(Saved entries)
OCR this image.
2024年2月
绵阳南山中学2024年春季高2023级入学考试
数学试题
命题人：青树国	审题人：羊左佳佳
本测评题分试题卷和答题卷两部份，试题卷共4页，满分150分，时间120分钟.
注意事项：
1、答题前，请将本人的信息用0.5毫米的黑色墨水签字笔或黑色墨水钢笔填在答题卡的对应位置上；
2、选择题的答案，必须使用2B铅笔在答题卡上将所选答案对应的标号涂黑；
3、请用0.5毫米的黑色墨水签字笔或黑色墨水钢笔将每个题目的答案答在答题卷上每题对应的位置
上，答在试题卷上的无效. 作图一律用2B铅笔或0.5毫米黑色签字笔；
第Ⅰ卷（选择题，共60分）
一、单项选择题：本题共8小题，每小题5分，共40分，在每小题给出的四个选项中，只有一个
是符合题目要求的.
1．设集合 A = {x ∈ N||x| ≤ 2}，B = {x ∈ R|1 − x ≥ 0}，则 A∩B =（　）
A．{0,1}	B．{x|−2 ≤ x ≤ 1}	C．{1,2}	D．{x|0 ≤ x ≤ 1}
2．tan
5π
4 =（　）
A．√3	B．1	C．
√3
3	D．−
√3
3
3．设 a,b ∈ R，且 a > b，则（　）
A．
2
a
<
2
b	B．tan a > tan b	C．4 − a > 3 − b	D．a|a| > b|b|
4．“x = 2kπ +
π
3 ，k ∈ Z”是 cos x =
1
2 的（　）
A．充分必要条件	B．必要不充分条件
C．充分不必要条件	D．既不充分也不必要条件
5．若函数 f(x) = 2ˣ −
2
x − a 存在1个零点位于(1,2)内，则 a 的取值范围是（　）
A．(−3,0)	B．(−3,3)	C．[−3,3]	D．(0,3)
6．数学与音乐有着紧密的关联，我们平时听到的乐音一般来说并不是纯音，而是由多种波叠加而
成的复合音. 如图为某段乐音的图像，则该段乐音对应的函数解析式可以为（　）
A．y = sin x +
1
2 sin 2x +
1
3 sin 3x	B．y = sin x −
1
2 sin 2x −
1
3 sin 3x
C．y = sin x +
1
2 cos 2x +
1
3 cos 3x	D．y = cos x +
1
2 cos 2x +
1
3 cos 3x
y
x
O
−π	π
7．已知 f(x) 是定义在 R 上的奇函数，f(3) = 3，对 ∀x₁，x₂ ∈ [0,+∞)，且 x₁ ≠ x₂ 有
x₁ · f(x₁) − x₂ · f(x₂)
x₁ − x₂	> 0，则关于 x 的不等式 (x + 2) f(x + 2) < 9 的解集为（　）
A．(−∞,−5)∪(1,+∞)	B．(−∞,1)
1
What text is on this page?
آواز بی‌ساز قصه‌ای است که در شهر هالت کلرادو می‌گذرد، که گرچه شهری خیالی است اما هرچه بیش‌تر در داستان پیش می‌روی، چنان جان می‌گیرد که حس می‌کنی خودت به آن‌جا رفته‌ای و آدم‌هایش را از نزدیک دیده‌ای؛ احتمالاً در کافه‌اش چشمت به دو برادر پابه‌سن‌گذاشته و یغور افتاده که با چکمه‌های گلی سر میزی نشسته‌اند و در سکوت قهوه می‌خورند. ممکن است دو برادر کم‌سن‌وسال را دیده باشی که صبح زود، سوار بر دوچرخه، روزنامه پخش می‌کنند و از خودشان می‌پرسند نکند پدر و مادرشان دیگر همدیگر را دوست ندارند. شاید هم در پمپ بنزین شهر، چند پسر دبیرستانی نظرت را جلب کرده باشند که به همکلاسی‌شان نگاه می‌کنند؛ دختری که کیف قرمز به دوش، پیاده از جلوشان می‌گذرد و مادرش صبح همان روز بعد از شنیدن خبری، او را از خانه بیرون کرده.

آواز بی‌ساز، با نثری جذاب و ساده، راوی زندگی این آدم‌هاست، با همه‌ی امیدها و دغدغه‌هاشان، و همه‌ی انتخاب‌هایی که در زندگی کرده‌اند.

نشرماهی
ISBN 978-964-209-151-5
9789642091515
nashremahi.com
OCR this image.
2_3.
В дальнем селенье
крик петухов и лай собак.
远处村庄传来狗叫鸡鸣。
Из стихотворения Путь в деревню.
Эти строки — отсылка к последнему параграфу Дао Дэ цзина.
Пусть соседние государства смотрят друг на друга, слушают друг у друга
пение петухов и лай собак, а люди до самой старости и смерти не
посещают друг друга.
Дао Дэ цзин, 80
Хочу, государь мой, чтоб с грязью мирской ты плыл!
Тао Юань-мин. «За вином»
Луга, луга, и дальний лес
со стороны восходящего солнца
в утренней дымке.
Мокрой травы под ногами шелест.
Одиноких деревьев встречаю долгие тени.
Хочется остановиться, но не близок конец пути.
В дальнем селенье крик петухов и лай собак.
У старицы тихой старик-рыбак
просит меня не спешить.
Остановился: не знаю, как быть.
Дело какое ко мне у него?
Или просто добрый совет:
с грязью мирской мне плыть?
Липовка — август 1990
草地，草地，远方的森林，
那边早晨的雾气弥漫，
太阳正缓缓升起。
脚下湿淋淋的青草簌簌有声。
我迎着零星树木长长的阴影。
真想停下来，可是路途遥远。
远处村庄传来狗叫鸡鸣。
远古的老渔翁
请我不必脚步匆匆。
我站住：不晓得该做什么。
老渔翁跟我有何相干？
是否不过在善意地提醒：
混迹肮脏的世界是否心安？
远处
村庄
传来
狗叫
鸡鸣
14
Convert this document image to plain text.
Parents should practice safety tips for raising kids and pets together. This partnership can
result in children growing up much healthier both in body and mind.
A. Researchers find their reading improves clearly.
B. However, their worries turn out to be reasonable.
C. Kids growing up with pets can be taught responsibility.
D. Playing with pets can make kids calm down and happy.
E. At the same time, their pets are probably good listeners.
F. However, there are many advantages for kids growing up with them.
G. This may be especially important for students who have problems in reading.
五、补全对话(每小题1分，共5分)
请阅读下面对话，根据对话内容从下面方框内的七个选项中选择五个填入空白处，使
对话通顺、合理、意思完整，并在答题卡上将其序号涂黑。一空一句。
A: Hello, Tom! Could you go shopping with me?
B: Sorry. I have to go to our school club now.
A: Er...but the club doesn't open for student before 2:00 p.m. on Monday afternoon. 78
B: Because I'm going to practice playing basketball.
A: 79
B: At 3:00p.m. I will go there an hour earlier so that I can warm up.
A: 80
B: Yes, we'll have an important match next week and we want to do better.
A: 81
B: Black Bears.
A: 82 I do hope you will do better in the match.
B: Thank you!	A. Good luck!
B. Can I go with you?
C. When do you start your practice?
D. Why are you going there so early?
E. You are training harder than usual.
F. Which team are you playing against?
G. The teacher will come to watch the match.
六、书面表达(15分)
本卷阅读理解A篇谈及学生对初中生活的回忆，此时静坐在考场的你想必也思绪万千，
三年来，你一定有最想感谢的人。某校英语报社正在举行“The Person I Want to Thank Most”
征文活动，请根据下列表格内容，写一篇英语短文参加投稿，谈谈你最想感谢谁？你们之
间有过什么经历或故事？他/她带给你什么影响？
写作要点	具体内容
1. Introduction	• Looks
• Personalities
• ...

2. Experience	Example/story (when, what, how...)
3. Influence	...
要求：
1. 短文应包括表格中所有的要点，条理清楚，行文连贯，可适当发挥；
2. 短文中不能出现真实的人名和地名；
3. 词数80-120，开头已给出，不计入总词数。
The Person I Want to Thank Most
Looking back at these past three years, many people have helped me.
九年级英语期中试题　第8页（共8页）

* Exercise task
Quote all the records exactly, please, leaving none out.

* The reply
OCR this image.
2024年2月
绵阳南山中学2024年春季高2023级入学考试
数学试题
命题人：青树国	审题人：羊左佳佳
本测评题分试题卷和答题卷两部份，试题卷共4页，满分150分，时间120分钟.
注意事项：
1、答题前，请将本人的信息用0.5毫米的黑色墨水签字笔或黑色墨水钢笔填在答题卡的对应位置上；
2、选择题的答案，必须使用2B铅笔在答题卡上将所选答案对应的标号涂黑；
3、请用0.5毫米的黑色墨水签字笔或黑色墨水钢笔将每个题目的答案答在答题卷上每题对应的位置
上，答在试题卷上的无效. 作图一律用2B铅笔或0.5毫米黑色签字笔；
第Ⅰ卷（选择题，共60分）
一、单项选择题：本题共8小题，每小题5分，共40分，在每小题给出的四个选项中，只有一个
是符合题目要求的.
1．设集合 A = {x ∈ N||x| ≤ 2}，B = {x ∈ R|1 − x ≥ 0}，则 A∩B =（　）
A．{0,1}	B．{x|−2 ≤ x ≤ 1}	C．{1,2}	D．{x|0 ≤ x ≤ 1}
2．tan
5π
4 =（　）
A．√3	B．1	C．
√3
3	D．−
√3
3
3．设 a,b ∈ R，且 a > b，则（　）
A．
2
a
<
2
b	B．tan a > tan b	C．4 − a > 3 − b	D．a|a| > b|b|
4．“x = 2kπ +
π
3 ，k ∈ Z”是 cos x =
1
2 的（　）
A．充分必要条件	B．必要不充分条件
C．充分不必要条件	D．既不充分也不必要条件
5．若函数 f(x) = 2ˣ −
2
x − a 存在1个零点位于(1,2)内，则 a 的取值范围是（　）
A．(−3,0)	B．(−3,3)	C．[−3,3]	D．(0,3)
6．数学与音乐有着紧密的关联，我们平时听到的乐音一般来说并不是纯音，而是由多种波叠加而
成的复合音. 如图为某段乐音的图像，则该段乐音对应的函数解析式可以为（　）
A．y = sin x +
1
2 sin 2x +
1
3 sin 3x	B．y = sin x −
1
2 sin 2x −
1
3 sin 3x
C．y = sin x +
1
2 cos 2x +
1
3 cos 3x	D．y = cos x +
1
2 cos 2x +
1
3 cos 3x
y
x
O
−π	π
7．已知 f(x) 是定义在 R 上的奇函数，f(3) = 3，对 ∀x₁，x₂ ∈ [0,+∞)，且 x₁ ≠ x₂ 有
x₁ · f(x₁) − x₂ · f(x₂)
x₁ − x₂	> 0，则关于 x 的不等式 (x + 2) f(x + 2) < 9 的解集为（　）
A．(−∞,−5)∪(1,+∞)	B．(−∞,1)
1
What text is on this page?
آواز بی‌ساز قصه‌ای است که در شهر هالت کلرادو می‌گذرد، که گرچه شهری خیالی است اما هرچه بیش‌تر در داستان پیش می‌روی، چنان جان می‌گیرد که حس می‌کنی خودت به آن‌جا رفته‌ای و آدم‌هایش را از نزدیک دیده‌ای؛ احتمالاً در کافه‌اش چشمت به دو برادر پابه‌سن‌گذاشته و یغور افتاده که با چکمه‌های گلی سر میزی نشسته‌اند و در سکوت قهوه می‌خورند. ممکن است دو برادر کم‌سن‌وسال را دیده باشی که صبح زود، سوار بر دوچرخه، روزنامه پخش می‌کنند و از خودشان می‌پرسند نکند پدر و مادرشان دیگر همدیگر را دوست ندارند. شاید هم در پمپ بنزین شهر، چند پسر دبیرستانی نظرت را جلب کرده باشند که به همکلاسی‌شان نگاه می‌کنند؛ دختری که کیف قرمز به دوش، پیاده از جلوشان می‌گذرد و مادرش صبح همان روز بعد از شنیدن خبری، او را از خانه بیرون کرده.

آواز بی‌ساز، با نثری جذاب و ساده، راوی زندگی این آدم‌هاست، با همه‌ی امیدها و دغدغه‌هاشان، و همه‌ی انتخاب‌هایی که در زندگی کرده‌اند.

نشرماهی
ISBN 978-964-209-151-5
9789642091515
nashremahi.com
OCR this image.
2_3.
В дальнем селенье
крик петухов и лай собак.
远处村庄传来狗叫鸡鸣。
Из стихотворения Путь в деревню.
Эти строки — отсылка к последнему параграфу Дао Дэ цзина.
Пусть соседние государства смотрят друг на друга, слушают друг у друга
пение петухов и лай собак, а люди до самой старости и смерти не
посещают друг друга.
Дао Дэ цзин, 80
Хочу, государь мой, чтоб с грязью мирской ты плыл!
Тао Юань-мин. «За вином»
Луга, луга, и дальний лес
со стороны восходящего солнца
в утренней дымке.
Мокрой травы под ногами шелест.
Одиноких деревьев встречаю долгие тени.
Хочется остановиться, но не близок конец пути.
В дальнем селенье крик петухов и лай собак.
У старицы тихой старик-рыбак
просит меня не спешить.
Остановился: не знаю, как быть.
Дело какое ко мне у него?
Или просто добрый совет:
с грязью мирской мне плыть?
Липовка — август 1990
草地，草地，远方的森林，
那边早晨的雾气弥漫，
太阳正缓缓升起。
脚下湿淋淋的青草簌簌有声。
我迎着零星树木长长的阴影。
真想停下来，可是路途遥远。
远处村庄传来狗叫鸡鸣。
远古的老渔翁
请我不必脚步匆匆。
我站住：不晓得该做什么。
老渔翁跟我有何相干？
是否不过在善意地提醒：
混迹肮脏的世界是否心安？
远处
村庄
传来
狗叫
鸡鸣
14
Convert this document image to plain text.
Parents should practice safety tips for raising kids and pets together. This partnership can
result in children growing up much healthier both in body and mind.
A. Researchers find their reading improves clearly.
B. However, their worries turn out to be reasonable.
C. Kids growing up with pets can be taught responsibility.
D. Playing with pets can make kids calm down and happy.
E. At the same time, their pets are probably good listeners.
F. However, there are many advantages for kids growing up with them.
G. This may be especially important for students who have problems in reading.
五、补全对话(每小题1分，共5分)
请阅读下面对话，根据对话内容从下面方框内的七个选项中选择五个填入空白处，使
对话通顺、合理、意思完整，并在答题卡上将其序号涂黑。一空一句。
A: Hello, Tom! Could you go shopping with me?
B: Sorry. I have to go to our school club now.
A: Er...but the club doesn't open for student before 2:00 p.m. on Monday afternoon. 78
B: Because I'm going to practice playing basketball.
A: 79
B: At 3:00p.m. I will go there an hour earlier so that I can warm up.
A: 80
B: Yes, we'll have an important match next week and we want to do better.
A: 81
B: Black Bears.
A: 82 I do hope you will do better in the match.
B: Thank you!	A. Good luck!
B. Can I go with you?
C. When do you start your practice?
D. Why are you going there so early?
E. You are training harder than usual.
F. Which team are you playing against?
G. The teacher will come to watch the match.
六、书面表达(15分)
本卷阅读理解A篇谈及学生对初中生活的回忆，此时静坐在考场的你想必也思绪万千，
三年来，你一定有最想感谢的人。某校英语报社正在举行“The Person I Want to Thank Most”
征文活动，请根据下列表格内容，写一篇英语短文参加投稿，谈谈你最想感谢谁？你们之
间有过什么经历或故事？他/她带给你什么影响？
写作要点	具体内容
1. Introduction	• Looks
• Personalities
• ...

2. Experience	Example/story (when, what, how...)
3. Influence	...
要求：
1. 短文应包括表格中所有的要点，条理清楚，行文连贯，可适当发挥；
2. 短文中不能出现真实的人名和地名；
3. 词数80-120，开头已给出，不计入总词数。
The Person I Want to Thank Most
Looking back at these past three years, many people have helped me.
九年级英语期中试题　第8页（共8页）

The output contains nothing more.